Search the data for the word "Sensitivity" and copy every line where it occurs.
+-------+
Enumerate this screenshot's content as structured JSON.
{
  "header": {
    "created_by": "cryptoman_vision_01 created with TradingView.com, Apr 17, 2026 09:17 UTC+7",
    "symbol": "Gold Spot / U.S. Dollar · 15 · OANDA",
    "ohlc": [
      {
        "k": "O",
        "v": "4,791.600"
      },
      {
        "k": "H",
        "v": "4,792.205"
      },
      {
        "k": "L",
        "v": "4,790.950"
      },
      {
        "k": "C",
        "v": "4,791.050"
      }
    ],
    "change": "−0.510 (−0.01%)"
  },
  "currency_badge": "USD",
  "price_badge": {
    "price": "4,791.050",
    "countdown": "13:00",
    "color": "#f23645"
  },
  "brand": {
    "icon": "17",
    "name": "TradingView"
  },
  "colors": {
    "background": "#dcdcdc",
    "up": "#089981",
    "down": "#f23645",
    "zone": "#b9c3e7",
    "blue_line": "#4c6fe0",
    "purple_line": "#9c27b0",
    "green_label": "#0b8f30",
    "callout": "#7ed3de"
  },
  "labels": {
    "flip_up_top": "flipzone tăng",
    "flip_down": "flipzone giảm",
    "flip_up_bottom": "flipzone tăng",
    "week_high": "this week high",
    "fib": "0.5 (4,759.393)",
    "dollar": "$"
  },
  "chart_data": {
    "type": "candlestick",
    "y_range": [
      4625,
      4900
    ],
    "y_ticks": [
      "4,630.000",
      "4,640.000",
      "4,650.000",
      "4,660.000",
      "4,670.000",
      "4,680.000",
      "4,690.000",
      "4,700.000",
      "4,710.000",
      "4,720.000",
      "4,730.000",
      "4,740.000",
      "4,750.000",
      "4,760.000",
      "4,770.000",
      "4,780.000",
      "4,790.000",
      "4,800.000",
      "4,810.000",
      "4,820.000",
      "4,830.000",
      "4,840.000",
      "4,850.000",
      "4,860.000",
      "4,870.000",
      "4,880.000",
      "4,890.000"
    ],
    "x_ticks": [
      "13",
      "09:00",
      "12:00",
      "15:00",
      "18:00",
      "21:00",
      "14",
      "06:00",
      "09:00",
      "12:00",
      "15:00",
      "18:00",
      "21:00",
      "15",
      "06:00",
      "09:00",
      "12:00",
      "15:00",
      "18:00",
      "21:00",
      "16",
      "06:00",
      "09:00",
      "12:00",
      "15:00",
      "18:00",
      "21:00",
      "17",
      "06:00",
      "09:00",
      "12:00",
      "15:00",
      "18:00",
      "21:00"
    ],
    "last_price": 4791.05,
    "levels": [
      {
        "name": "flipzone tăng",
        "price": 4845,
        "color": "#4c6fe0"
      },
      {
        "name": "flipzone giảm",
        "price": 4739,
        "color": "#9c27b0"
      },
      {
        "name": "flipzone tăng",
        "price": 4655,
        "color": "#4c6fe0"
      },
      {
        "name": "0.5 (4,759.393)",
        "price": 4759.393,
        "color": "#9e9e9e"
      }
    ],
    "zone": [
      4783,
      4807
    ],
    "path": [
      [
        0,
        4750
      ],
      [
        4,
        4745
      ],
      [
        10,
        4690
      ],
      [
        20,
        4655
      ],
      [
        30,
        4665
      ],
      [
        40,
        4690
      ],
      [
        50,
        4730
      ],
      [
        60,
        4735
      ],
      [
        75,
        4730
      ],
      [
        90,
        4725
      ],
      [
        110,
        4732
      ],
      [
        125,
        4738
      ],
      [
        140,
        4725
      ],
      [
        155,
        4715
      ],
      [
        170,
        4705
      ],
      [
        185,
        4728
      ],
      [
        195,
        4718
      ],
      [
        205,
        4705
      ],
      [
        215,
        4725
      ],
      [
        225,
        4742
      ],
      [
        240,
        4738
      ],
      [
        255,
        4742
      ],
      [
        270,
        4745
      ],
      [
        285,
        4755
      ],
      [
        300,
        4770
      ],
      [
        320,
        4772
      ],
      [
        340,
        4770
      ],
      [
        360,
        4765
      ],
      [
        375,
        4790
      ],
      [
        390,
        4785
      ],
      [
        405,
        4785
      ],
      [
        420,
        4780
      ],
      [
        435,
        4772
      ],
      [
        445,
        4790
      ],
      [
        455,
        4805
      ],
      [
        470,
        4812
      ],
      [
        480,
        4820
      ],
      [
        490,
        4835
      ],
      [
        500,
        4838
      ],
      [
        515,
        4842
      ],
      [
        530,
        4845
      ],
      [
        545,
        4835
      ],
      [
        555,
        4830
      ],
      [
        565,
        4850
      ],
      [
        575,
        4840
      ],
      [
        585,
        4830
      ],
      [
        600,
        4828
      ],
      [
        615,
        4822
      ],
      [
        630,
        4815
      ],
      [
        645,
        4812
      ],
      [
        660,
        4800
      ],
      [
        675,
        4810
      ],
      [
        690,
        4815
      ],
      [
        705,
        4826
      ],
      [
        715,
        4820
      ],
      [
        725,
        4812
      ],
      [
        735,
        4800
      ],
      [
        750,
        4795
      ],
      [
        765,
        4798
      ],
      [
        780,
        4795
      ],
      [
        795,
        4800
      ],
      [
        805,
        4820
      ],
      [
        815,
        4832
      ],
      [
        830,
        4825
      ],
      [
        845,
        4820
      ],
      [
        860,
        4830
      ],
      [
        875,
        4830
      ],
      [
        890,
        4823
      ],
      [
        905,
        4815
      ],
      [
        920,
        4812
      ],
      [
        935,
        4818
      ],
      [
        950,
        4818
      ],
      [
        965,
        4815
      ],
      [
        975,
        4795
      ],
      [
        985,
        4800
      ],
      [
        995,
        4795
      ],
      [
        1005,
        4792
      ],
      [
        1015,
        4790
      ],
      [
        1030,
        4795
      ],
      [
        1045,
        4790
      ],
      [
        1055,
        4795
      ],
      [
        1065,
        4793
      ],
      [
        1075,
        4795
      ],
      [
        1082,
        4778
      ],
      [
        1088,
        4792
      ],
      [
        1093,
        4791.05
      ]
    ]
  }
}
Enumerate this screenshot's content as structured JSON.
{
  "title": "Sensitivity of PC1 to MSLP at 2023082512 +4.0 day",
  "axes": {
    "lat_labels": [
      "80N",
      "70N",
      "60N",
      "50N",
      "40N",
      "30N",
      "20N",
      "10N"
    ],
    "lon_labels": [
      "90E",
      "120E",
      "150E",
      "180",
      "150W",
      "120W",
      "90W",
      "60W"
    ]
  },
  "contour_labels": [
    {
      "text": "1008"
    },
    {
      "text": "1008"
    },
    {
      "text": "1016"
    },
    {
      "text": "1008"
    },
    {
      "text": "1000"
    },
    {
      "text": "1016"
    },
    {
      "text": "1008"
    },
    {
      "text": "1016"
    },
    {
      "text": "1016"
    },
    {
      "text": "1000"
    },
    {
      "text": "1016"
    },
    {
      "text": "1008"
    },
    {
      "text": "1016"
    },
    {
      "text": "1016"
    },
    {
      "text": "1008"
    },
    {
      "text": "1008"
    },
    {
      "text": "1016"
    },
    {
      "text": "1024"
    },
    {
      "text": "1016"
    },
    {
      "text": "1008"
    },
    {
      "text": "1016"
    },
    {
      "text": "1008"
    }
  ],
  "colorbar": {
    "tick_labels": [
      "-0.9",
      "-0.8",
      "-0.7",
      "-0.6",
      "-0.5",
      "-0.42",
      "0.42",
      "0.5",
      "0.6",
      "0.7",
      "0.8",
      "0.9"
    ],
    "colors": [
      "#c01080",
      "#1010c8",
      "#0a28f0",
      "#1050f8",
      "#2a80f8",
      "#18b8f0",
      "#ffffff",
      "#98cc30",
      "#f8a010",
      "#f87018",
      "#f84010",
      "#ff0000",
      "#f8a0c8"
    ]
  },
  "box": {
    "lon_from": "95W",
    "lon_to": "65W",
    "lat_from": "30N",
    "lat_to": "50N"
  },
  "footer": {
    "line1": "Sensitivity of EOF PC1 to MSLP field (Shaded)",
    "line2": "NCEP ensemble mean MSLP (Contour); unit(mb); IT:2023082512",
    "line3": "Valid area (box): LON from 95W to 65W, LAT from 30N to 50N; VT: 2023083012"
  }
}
+-------+
SOLUTION FOR THIS TASK:
  "title": "Sensitivity of PC1 to MSLP at 2023082512 +4.0 day",
    "line1": "Sensitivity of EOF PC1 to MSLP field (Shaded)",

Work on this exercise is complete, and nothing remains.